Aim of the exercise:
Filter this material down to the lines that hold "frame", copying each one.

# Dataset entries start

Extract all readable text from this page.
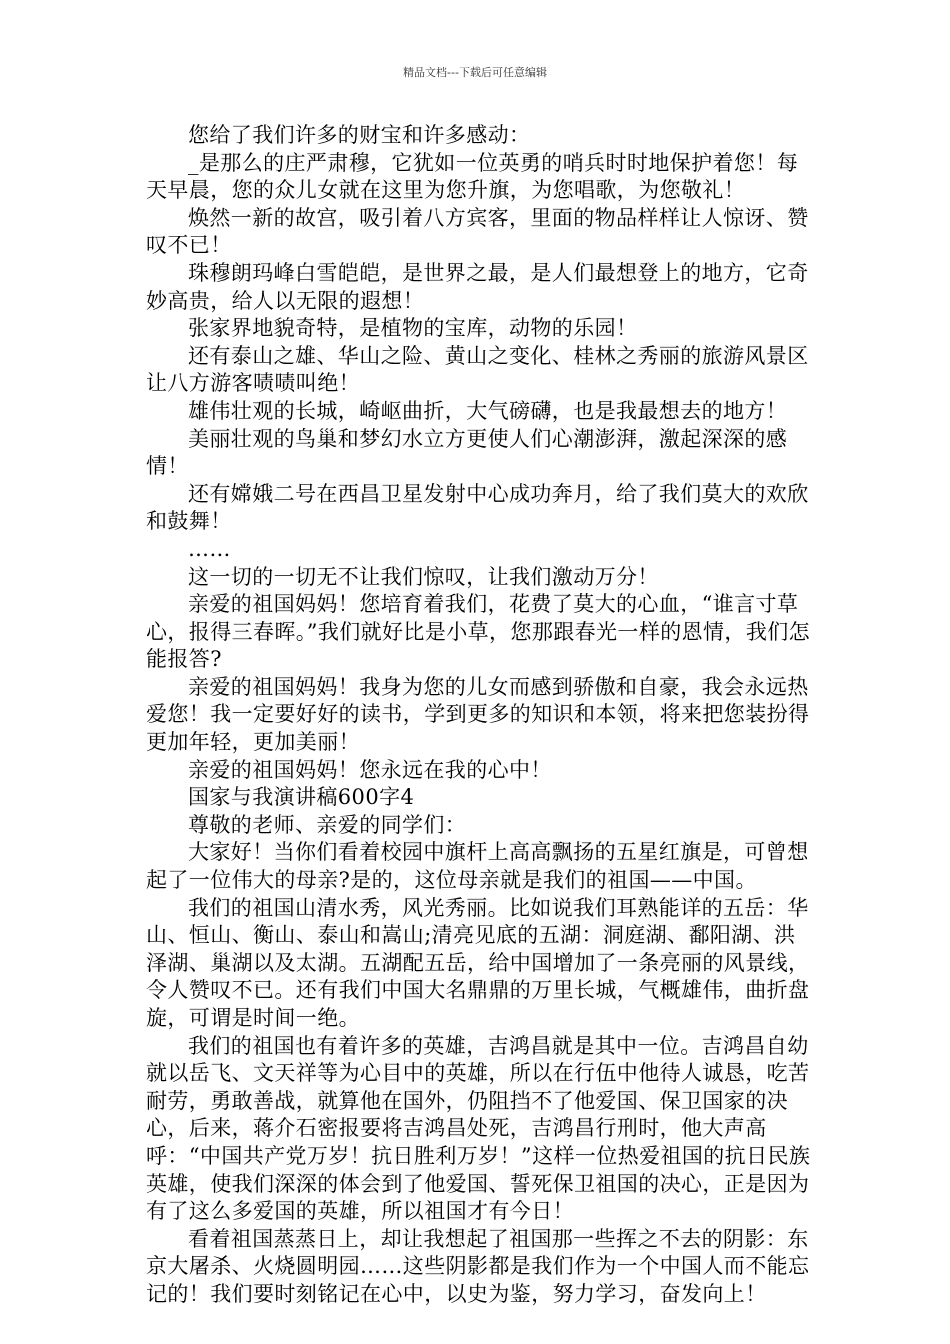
精品文档---下载后可任意编辑

您给了我们许多的财宝和许多感动：

_是那么的庄严肃穆，它犹如一位英勇的哨兵时时地保护着您！每天早晨，您的众儿女就在这里为您升旗，为您唱歌，为您敬礼！

焕然一新的故宫，吸引着八方宾客，里面的物品样样让人惊讶、赞叹不已！

珠穆朗玛峰白雪皑皑，是世界之最，是人们最想登上的地方，它奇妙高贵，给人以无限的遐想！

张家界地貌奇特，是植物的宝库，动物的乐园！

还有泰山之雄、华山之险、黄山之变化、桂林之秀丽的旅游风景区让八方游客啧啧叫绝！

雄伟壮观的长城，崎岖曲折，大气磅礴，也是我最想去的地方！

美丽壮观的鸟巢和梦幻水立方更使人们心潮澎湃，激起深深的感情！

还有嫦娥二号在西昌卫星发射中心成功奔月，给了我们莫大的欢欣和鼓舞！

……

这一切的一切无不让我们惊叹，让我们激动万分！

亲爱的祖国妈妈！您培育着我们，花费了莫大的心血，“谁言寸草心，报得三春晖。”我们就好比是小草，您那跟春光一样的恩情，我们怎能报答?

亲爱的祖国妈妈！我身为您的儿女而感到骄傲和自豪，我会永远热爱您！我一定要好好的读书，学到更多的知识和本领，将来把您装扮得更加年轻，更加美丽！

亲爱的祖国妈妈！您永远在我的心中！

国家与我演讲稿600字4

尊敬的老师、亲爱的同学们：

大家好！当你们看着校园中旗杆上高高飘扬的五星红旗是，可曾想起了一位伟大的母亲?是的，这位母亲就是我们的祖国——中国。

我们的祖国山清水秀，风光秀丽。比如说我们耳熟能详的五岳：华山、恒山、衡山、泰山和嵩山;清亮见底的五湖：洞庭湖、鄱阳湖、洪泽湖、巢湖以及太湖。五湖配五岳，给中国增加了一条亮丽的风景线，令人赞叹不已。还有我们中国大名鼎鼎的万里长城，气概雄伟，曲折盘旋，可谓是时间一绝。

我们的祖国也有着许多的英雄，吉鸿昌就是其中一位。吉鸿昌自幼就以岳飞、文天祥等为心目中的英雄，所以在行伍中他待人诚恳，吃苦耐劳，勇敢善战，就算他在国外，仍阻挡不了他爱国、保卫国家的决心，后来，蒋介石密报要将吉鸿昌处死，吉鸿昌行刑时，他大声高呼：“中国共产党万岁！抗日胜利万岁！”这样一位热爱祖国的抗日民族英雄，使我们深深的体会到了他爱国、誓死保卫祖国的决心，正是因为有了这么多爱国的英雄，所以祖国才有今日！

看着祖国蒸蒸日上，却让我想起了祖国那一些挥之不去的阴影：东京大屠杀、火烧圆明园……这些阴影都是我们作为一个中国人而不能忘记的！我们要时刻铭记在心中，以史为鉴，努力学习，奋发向上！
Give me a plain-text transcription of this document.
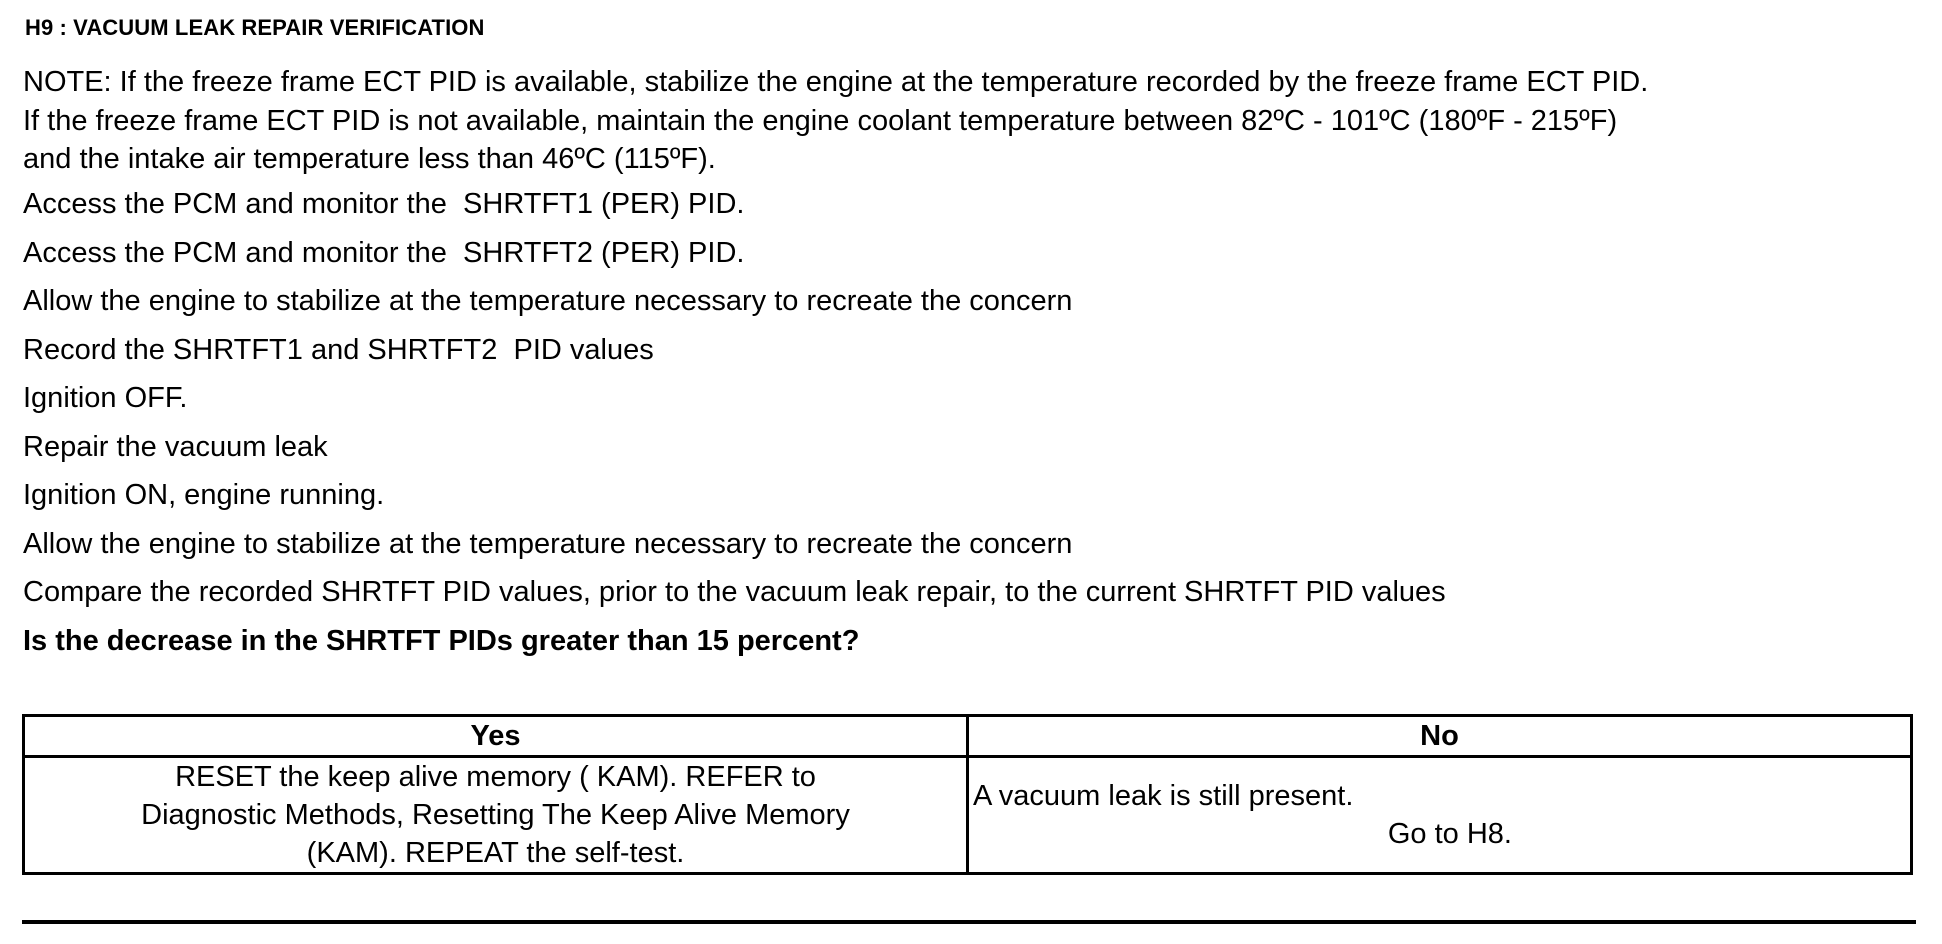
H9 : VACUUM LEAK REPAIR VERIFICATION
NOTE: If the freeze frame ECT PID is available, stabilize the engine at the temperature recorded by the freeze frame ECT PID.
If the freeze frame ECT PID is not available, maintain the engine coolant temperature between 82ºC - 101ºC (180ºF - 215ºF)
and the intake air temperature less than 46ºC (115ºF).
Access the PCM and monitor the  SHRTFT1 (PER) PID.
Access the PCM and monitor the  SHRTFT2 (PER) PID.
Allow the engine to stabilize at the temperature necessary to recreate the concern
Record the SHRTFT1 and SHRTFT2  PID values
Ignition OFF.
Repair the vacuum leak
Ignition ON, engine running.
Allow the engine to stabilize at the temperature necessary to recreate the concern
Compare the recorded SHRTFT PID values, prior to the vacuum leak repair, to the current SHRTFT PID values
Is the decrease in the SHRTFT PIDs greater than 15 percent?
Yes	No

RESET the keep alive memory ( KAM). REFER to
Diagnostic Methods, Resetting The Keep Alive Memory
(KAM). REPEAT the self-test.	A vacuum leak is still present.
Go to H8.
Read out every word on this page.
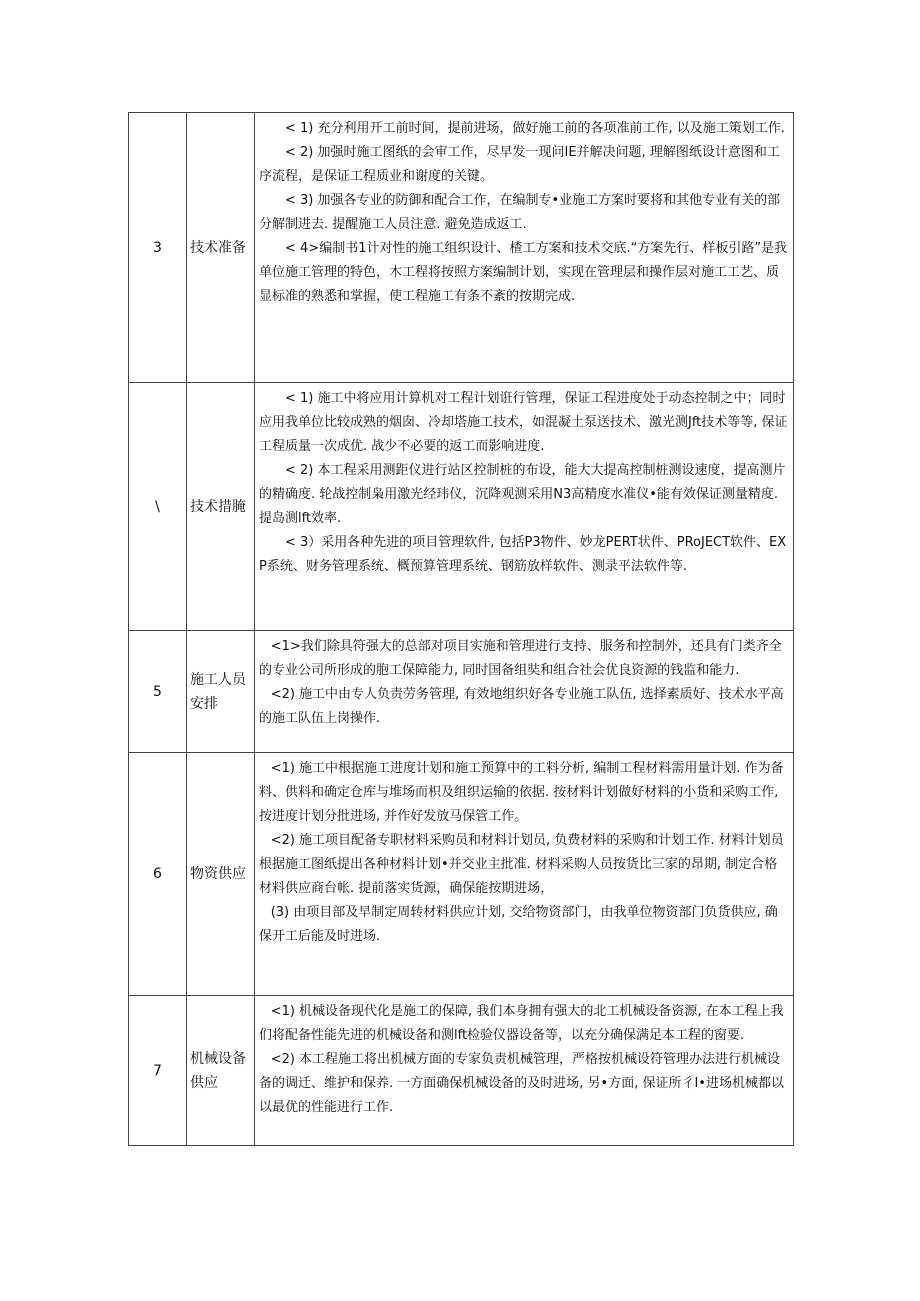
3	技术准备	< 1) 充分利用开工前时间，提前进场，做好施工前的各项准前工作, 以及施工策划工作.

< 2) 加强时施工图纸的会审工作，尽早发一现问IE并解决问题, 理解图纸设计意图和工序流程，是保证工程质业和谢度的关键。

< 3) 加强各专业的防御和配合工作，在编制专•业施工方案时要将和其他专业有关的部分解制进去. 提醒施工人员注意. 避免造成返工.

< 4>编制书1计对性的施工组织设计、楂工方案和技术交底.“方案先行、样板引路”是我单位施工管理的特色，木工程将按照方案编制计划，实现在管理层和操作层对施工工艺、质显标准的熟悉和掌握，使工程施工有条不紊的按期完成.

\	技术措腌	< 1) 施工中将应用计算机对工程计划诳行管理，保证工程进度处于动态控制之中；同时应用我单位比较成熟的烟囱、冷却塔施工技术，如混凝土泵送技术、激光测Jft技术等等, 保证工程质量一次成优. 战少不必要的返工而影响进度.

< 2) 本工程采用测距仪进行站区控制桩的布设，能大大提高控制桩测设速度，提高测片的精确度. 轮战控制枭用激光经玮仪，沉降观测采用N3高精度水准仪•能有效保证测量精度. 提岛测lft效率.

< 3）采用各种先进的项目管理软件, 包括P3物件、妙龙PERT状件、PRoJECT软件、EXP系统、财务管理系统、概预算管理系统、钢筋放样软件、测录平法软件等.

5	施工人员安排	<1>我们除具符强大的总部对项目实施和管理进行支持、服务和控制外，还具有门类齐全的专业公司所形成的胞工保障能力, 同时国备组奘和组合社会优良资源的钱监和能力.

<2) 施工中由专人负责劳务管理, 有效地组织好各专业施工队伍, 选择素质好、技术水平高的施工队伍上岗操作.

6	物资供应	<1) 施工中根据施工进度计划和施工预算中的工料分析, 编制工程材料需用量计划. 作为备料、供料和确定仓库与堆场而枳及组织运输的依据. 按材料计划做好材料的小货和采购工作, 按进度计划分批进场, 并作好发放马保管工作。

<2) 施工项目配备专职材料采购员和材料计划员, 负费材料的采购和计划工作. 材料计划员根据施工图纸提出各种材料计划•并交业主批准. 材料采购人员按货比三家的昂期, 制定合格材料供应商台帐. 提前落实货源，确保能按期进场，

(3) 由项目部及早制定周转材料供应计划, 交给物资部门，由我单位物资部门负货供应, 确保开工后能及时进场.

7	机械设备供应	<1) 机械设备现代化是施工的保障, 我们本身拥有强大的北工机械设备资源, 在本工程上我们将配备性能先进的机械设备和测lft检验仪器设备等，以充分确保满足本工程的窗要.

<2) 本工程施工将出机械方面的专家负责机械管理，严格按机械设符管理办法进行机械设备的调迁、维护和保养. 一方面确保机械设备的及时进场, 另•方面, 保证所彳I•进场机械都以以最优的性能进行工作.
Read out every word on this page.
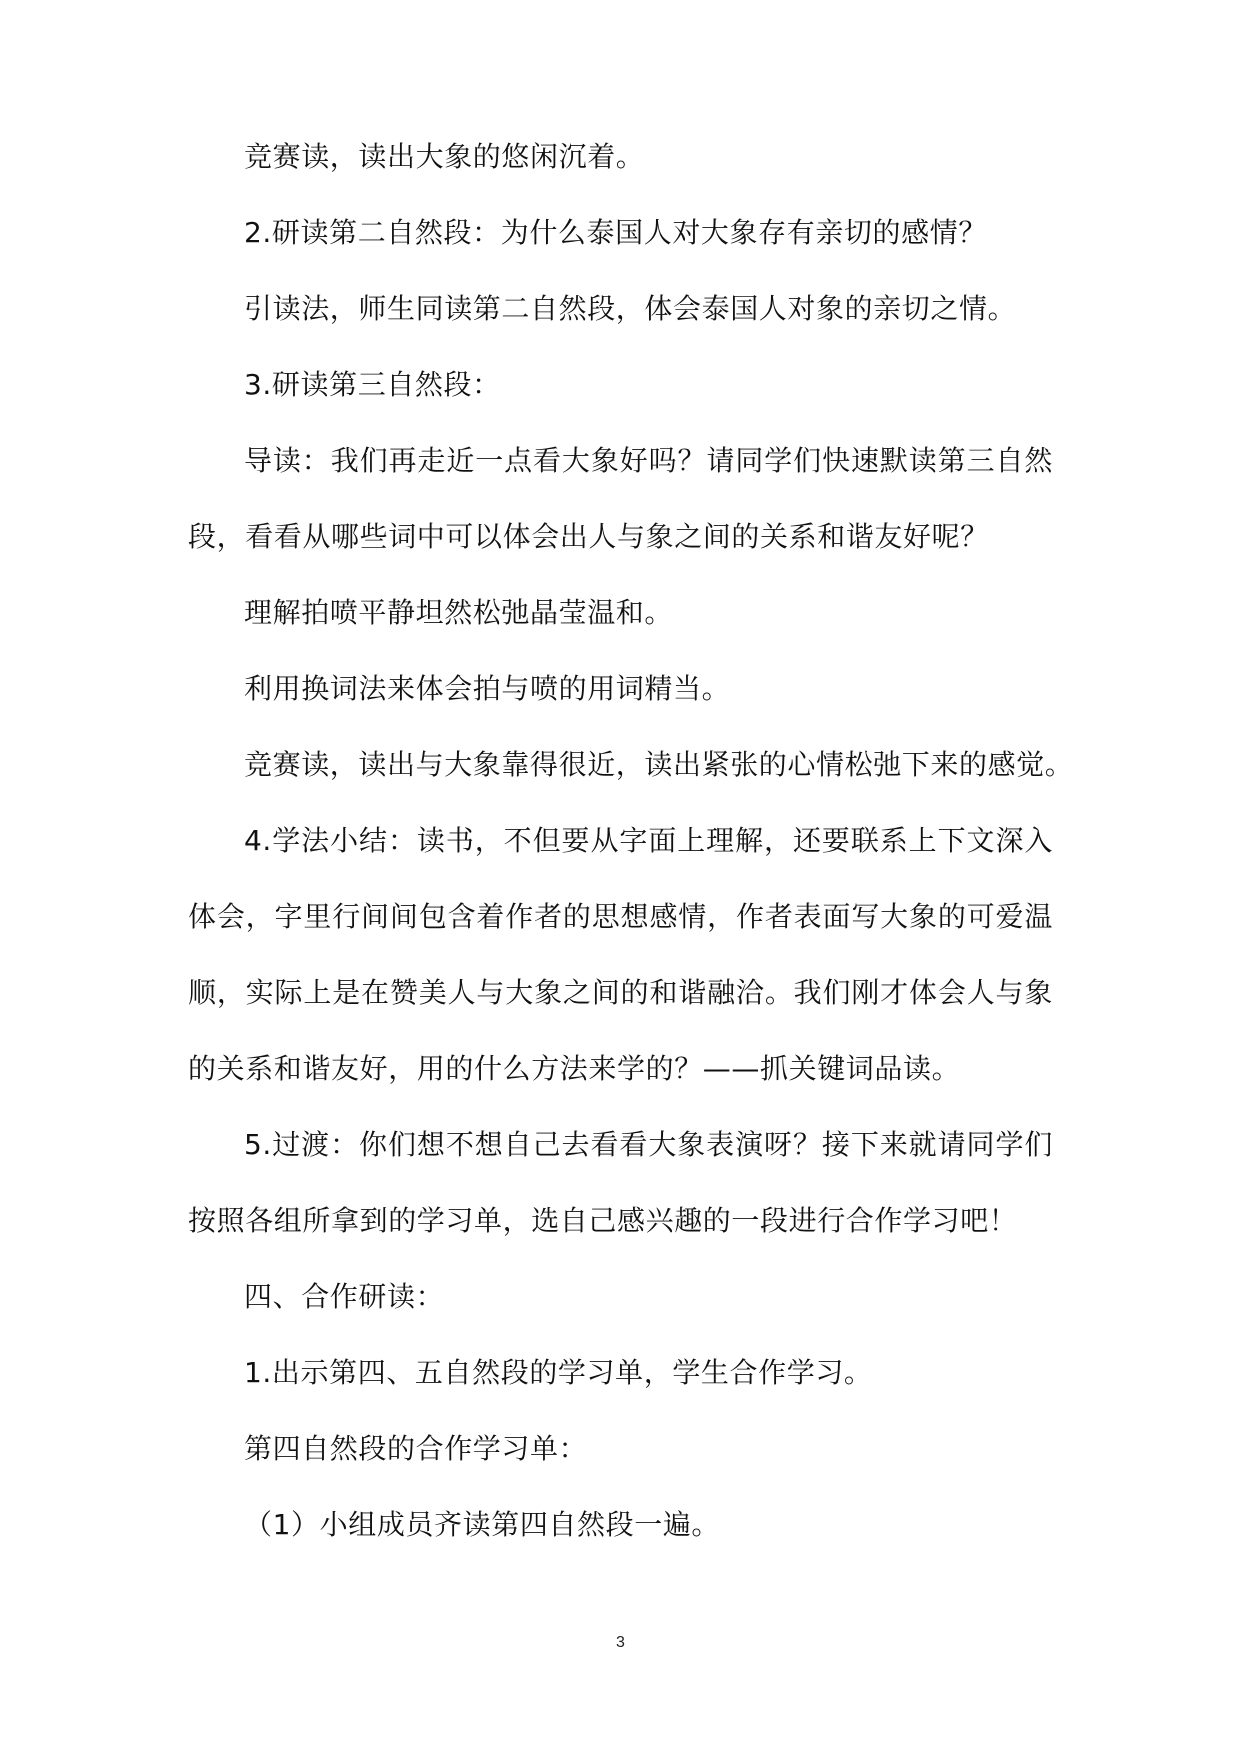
竞赛读，读出大象的悠闲沉着。
2.研读第二自然段：为什么泰国人对大象存有亲切的感情？
引读法，师生同读第二自然段，体会泰国人对象的亲切之情。
3.研读第三自然段：
导读：我们再走近一点看大象好吗？请同学们快速默读第三自然
段，看看从哪些词中可以体会出人与象之间的关系和谐友好呢？
理解拍喷平静坦然松弛晶莹温和。
利用换词法来体会拍与喷的用词精当。
竞赛读，读出与大象靠得很近，读出紧张的心情松弛下来的感觉。
4.学法小结：读书，不但要从字面上理解，还要联系上下文深入
体会，字里行间间包含着作者的思想感情，作者表面写大象的可爱温
顺，实际上是在赞美人与大象之间的和谐融洽。我们刚才体会人与象
的关系和谐友好，用的什么方法来学的？——抓关键词品读。
5.过渡：你们想不想自己去看看大象表演呀？接下来就请同学们
按照各组所拿到的学习单，选自己感兴趣的一段进行合作学习吧！
四、合作研读：
1.出示第四、五自然段的学习单，学生合作学习。
第四自然段的合作学习单：
（1）小组成员齐读第四自然段一遍。
3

# Dataset entries end

Output for this task:
NOTE: If the freeze frame ECT PID is available, stabilize the engine at the temperature recorded by the freeze frame ECT PID.
If the freeze frame ECT PID is not available, maintain the engine coolant temperature between 82ºC - 101ºC (180ºF - 215ºF)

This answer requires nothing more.